[START Task inputs]

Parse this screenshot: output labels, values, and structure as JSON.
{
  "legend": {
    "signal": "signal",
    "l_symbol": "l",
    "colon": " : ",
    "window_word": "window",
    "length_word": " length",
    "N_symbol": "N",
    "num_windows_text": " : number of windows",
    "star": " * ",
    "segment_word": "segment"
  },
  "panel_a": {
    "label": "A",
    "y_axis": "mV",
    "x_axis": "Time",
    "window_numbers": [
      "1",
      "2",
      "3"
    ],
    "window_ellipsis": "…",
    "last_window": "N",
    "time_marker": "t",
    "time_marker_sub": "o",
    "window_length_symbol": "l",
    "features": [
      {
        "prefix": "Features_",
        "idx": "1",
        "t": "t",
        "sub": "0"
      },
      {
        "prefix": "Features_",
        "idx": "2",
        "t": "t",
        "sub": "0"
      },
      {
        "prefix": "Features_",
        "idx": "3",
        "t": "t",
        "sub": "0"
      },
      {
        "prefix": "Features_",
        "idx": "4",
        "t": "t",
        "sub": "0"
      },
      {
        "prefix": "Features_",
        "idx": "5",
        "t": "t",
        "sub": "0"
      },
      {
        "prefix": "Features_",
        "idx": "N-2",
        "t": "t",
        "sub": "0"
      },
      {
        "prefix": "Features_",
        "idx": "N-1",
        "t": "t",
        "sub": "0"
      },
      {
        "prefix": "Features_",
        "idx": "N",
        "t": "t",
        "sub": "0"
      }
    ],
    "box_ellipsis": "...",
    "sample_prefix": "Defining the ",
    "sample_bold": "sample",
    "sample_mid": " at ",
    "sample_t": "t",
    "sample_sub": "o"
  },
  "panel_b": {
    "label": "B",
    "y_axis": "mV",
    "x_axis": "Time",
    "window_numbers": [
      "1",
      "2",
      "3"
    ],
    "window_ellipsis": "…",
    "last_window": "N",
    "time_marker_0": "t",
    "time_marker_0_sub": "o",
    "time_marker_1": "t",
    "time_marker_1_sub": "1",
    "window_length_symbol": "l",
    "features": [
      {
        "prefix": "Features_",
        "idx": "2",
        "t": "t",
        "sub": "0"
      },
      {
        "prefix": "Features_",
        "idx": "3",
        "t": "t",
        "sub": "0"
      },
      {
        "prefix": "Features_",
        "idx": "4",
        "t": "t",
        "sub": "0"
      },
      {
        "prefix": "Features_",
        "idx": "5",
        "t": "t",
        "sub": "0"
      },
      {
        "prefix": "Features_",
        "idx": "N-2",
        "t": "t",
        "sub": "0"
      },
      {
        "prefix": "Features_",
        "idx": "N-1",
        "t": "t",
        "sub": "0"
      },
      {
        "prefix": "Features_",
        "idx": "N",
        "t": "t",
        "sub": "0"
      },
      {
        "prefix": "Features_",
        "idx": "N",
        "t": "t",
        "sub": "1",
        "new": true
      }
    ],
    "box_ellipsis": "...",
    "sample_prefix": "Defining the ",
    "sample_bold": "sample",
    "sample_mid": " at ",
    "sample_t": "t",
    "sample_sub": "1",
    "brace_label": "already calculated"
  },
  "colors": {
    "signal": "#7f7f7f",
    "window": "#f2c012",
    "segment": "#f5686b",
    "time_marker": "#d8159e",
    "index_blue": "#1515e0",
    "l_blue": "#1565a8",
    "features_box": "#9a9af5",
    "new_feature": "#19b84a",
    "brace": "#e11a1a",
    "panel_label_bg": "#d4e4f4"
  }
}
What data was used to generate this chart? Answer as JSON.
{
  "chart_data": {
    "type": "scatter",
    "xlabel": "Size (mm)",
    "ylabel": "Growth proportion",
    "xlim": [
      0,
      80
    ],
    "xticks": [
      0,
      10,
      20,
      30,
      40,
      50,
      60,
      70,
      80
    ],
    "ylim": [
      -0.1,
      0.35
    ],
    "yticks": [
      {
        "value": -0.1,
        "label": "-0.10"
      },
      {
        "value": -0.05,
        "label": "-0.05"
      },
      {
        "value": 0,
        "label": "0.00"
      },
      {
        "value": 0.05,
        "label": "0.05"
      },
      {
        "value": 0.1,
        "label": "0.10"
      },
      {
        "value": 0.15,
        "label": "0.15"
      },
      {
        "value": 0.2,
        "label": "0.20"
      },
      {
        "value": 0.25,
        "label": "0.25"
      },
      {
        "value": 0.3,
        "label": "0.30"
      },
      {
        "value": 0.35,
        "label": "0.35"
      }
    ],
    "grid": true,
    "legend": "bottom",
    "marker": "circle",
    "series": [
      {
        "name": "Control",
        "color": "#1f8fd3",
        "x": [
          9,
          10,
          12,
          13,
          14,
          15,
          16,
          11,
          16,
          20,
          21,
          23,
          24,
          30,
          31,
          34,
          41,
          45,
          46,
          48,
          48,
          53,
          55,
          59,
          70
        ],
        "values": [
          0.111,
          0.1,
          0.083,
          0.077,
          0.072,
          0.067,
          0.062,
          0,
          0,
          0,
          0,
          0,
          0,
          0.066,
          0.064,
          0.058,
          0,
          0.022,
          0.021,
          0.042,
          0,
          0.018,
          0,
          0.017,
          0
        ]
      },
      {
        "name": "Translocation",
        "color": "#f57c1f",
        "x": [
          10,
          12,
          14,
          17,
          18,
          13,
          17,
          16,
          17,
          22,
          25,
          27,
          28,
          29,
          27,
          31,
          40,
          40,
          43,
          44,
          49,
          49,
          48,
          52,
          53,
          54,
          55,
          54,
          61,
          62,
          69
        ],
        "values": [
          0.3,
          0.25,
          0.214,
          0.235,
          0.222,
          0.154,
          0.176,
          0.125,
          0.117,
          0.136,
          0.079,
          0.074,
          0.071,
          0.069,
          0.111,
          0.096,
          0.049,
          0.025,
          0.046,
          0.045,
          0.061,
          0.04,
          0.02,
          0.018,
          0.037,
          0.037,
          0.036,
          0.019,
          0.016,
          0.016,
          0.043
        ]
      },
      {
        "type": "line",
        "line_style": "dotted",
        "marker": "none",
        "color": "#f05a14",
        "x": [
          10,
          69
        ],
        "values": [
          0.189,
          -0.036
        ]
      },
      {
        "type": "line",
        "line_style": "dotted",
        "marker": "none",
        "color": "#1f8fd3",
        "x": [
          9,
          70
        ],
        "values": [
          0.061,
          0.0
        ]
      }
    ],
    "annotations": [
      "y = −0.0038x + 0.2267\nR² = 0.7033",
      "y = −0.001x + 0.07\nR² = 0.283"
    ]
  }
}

[END Task inputs]

* **Task brief**: Above are the records; retype them all without a single difference.

* **Exercise answer**:
Parse this screenshot: output labels, values, and structure as JSON.
{
  "legend": {
    "signal": "signal",
    "l_symbol": "l",
    "colon": " : ",
    "window_word": "window",
    "length_word": " length",
    "N_symbol": "N",
    "num_windows_text": " : number of windows",
    "star": " * ",
    "segment_word": "segment"
  },
  "panel_a": {
    "label": "A",
    "y_axis": "mV",
    "x_axis": "Time",
    "window_numbers": [
      "1",
      "2",
      "3"
    ],
    "window_ellipsis": "…",
    "last_window": "N",
    "time_marker": "t",
    "time_marker_sub": "o",
    "window_length_symbol": "l",
    "features": [
      {
        "prefix": "Features_",
        "idx": "1",
        "t": "t",
        "sub": "0"
      },
      {
        "prefix": "Features_",
        "idx": "2",
        "t": "t",
        "sub": "0"
      },
      {
        "prefix": "Features_",
        "idx": "3",
        "t": "t",
        "sub": "0"
      },
      {
        "prefix": "Features_",
        "idx": "4",
        "t": "t",
        "sub": "0"
      },
      {
        "prefix": "Features_",
        "idx": "5",
        "t": "t",
        "sub": "0"
      },
      {
        "prefix": "Features_",
        "idx": "N-2",
        "t": "t",
        "sub": "0"
      },
      {
        "prefix": "Features_",
        "idx": "N-1",
        "t": "t",
        "sub": "0"
      },
      {
        "prefix": "Features_",
        "idx": "N",
        "t": "t",
        "sub": "0"
      }
    ],
    "box_ellipsis": "...",
    "sample_prefix": "Defining the ",
    "sample_bold": "sample",
    "sample_mid": " at ",
    "sample_t": "t",
    "sample_sub": "o"
  },
  "panel_b": {
    "label": "B",
    "y_axis": "mV",
    "x_axis": "Time",
    "window_numbers": [
      "1",
      "2",
      "3"
    ],
    "window_ellipsis": "…",
    "last_window": "N",
    "time_marker_0": "t",
    "time_marker_0_sub": "o",
    "time_marker_1": "t",
    "time_marker_1_sub": "1",
    "window_length_symbol": "l",
    "features": [
      {
        "prefix": "Features_",
        "idx": "2",
        "t": "t",
        "sub": "0"
      },
      {
        "prefix": "Features_",
        "idx": "3",
        "t": "t",
        "sub": "0"
      },
      {
        "prefix": "Features_",
        "idx": "4",
        "t": "t",
        "sub": "0"
      },
      {
        "prefix": "Features_",
        "idx": "5",
        "t": "t",
        "sub": "0"
      },
      {
        "prefix": "Features_",
        "idx": "N-2",
        "t": "t",
        "sub": "0"
      },
      {
        "prefix": "Features_",
        "idx": "N-1",
        "t": "t",
        "sub": "0"
      },
      {
        "prefix": "Features_",
        "idx": "N",
        "t": "t",
        "sub": "0"
      },
      {
        "prefix": "Features_",
        "idx": "N",
        "t": "t",
        "sub": "1",
        "new": true
      }
    ],
    "box_ellipsis": "...",
    "sample_prefix": "Defining the ",
    "sample_bold": "sample",
    "sample_mid": " at ",
    "sample_t": "t",
    "sample_sub": "1",
    "brace_label": "already calculated"
  },
  "colors": {
    "signal": "#7f7f7f",
    "window": "#f2c012",
    "segment": "#f5686b",
    "time_marker": "#d8159e",
    "index_blue": "#1515e0",
    "l_blue": "#1565a8",
    "features_box": "#9a9af5",
    "new_feature": "#19b84a",
    "brace": "#e11a1a",
    "panel_label_bg": "#d4e4f4"
  }
}
What data was used to generate this chart? Answer as JSON.
{
  "chart_data": {
    "type": "scatter",
    "xlabel": "Size (mm)",
    "ylabel": "Growth proportion",
    "xlim": [
      0,
      80
    ],
    "xticks": [
      0,
      10,
      20,
      30,
      40,
      50,
      60,
      70,
      80
    ],
    "ylim": [
      -0.1,
      0.35
    ],
    "yticks": [
      {
        "value": -0.1,
        "label": "-0.10"
      },
      {
        "value": -0.05,
        "label": "-0.05"
      },
      {
        "value": 0,
        "label": "0.00"
      },
      {
        "value": 0.05,
        "label": "0.05"
      },
      {
        "value": 0.1,
        "label": "0.10"
      },
      {
        "value": 0.15,
        "label": "0.15"
      },
      {
        "value": 0.2,
        "label": "0.20"
      },
      {
        "value": 0.25,
        "label": "0.25"
      },
      {
        "value": 0.3,
        "label": "0.30"
      },
      {
        "value": 0.35,
        "label": "0.35"
      }
    ],
    "grid": true,
    "legend": "bottom",
    "marker": "circle",
    "series": [
      {
        "name": "Control",
        "color": "#1f8fd3",
        "x": [
          9,
          10,
          12,
          13,
          14,
          15,
          16,
          11,
          16,
          20,
          21,
          23,
          24,
          30,
          31,
          34,
          41,
          45,
          46,
          48,
          48,
          53,
          55,
          59,
          70
        ],
        "values": [
          0.111,
          0.1,
          0.083,
          0.077,
          0.072,
          0.067,
          0.062,
          0,
          0,
          0,
          0,
          0,
          0,
          0.066,
          0.064,
          0.058,
          0,
          0.022,
          0.021,
          0.042,
          0,
          0.018,
          0,
          0.017,
          0
        ]
      },
      {
        "name": "Translocation",
        "color": "#f57c1f",
        "x": [
          10,
          12,
          14,
          17,
          18,
          13,
          17,
          16,
          17,
          22,
          25,
          27,
          28,
          29,
          27,
          31,
          40,
          40,
          43,
          44,
          49,
          49,
          48,
          52,
          53,
          54,
          55,
          54,
          61,
          62,
          69
        ],
        "values": [
          0.3,
          0.25,
          0.214,
          0.235,
          0.222,
          0.154,
          0.176,
          0.125,
          0.117,
          0.136,
          0.079,
          0.074,
          0.071,
          0.069,
          0.111,
          0.096,
          0.049,
          0.025,
          0.046,
          0.045,
          0.061,
          0.04,
          0.02,
          0.018,
          0.037,
          0.037,
          0.036,
          0.019,
          0.016,
          0.016,
          0.043
        ]
      },
      {
        "type": "line",
        "line_style": "dotted",
        "marker": "none",
        "color": "#f05a14",
        "x": [
          10,
          69
        ],
        "values": [
          0.189,
          -0.036
        ]
      },
      {
        "type": "line",
        "line_style": "dotted",
        "marker": "none",
        "color": "#1f8fd3",
        "x": [
          9,
          70
        ],
        "values": [
          0.061,
          0.0
        ]
      }
    ],
    "annotations": [
      "y = −0.0038x + 0.2267\nR² = 0.7033",
      "y = −0.001x + 0.07\nR² = 0.283"
    ]
  }
}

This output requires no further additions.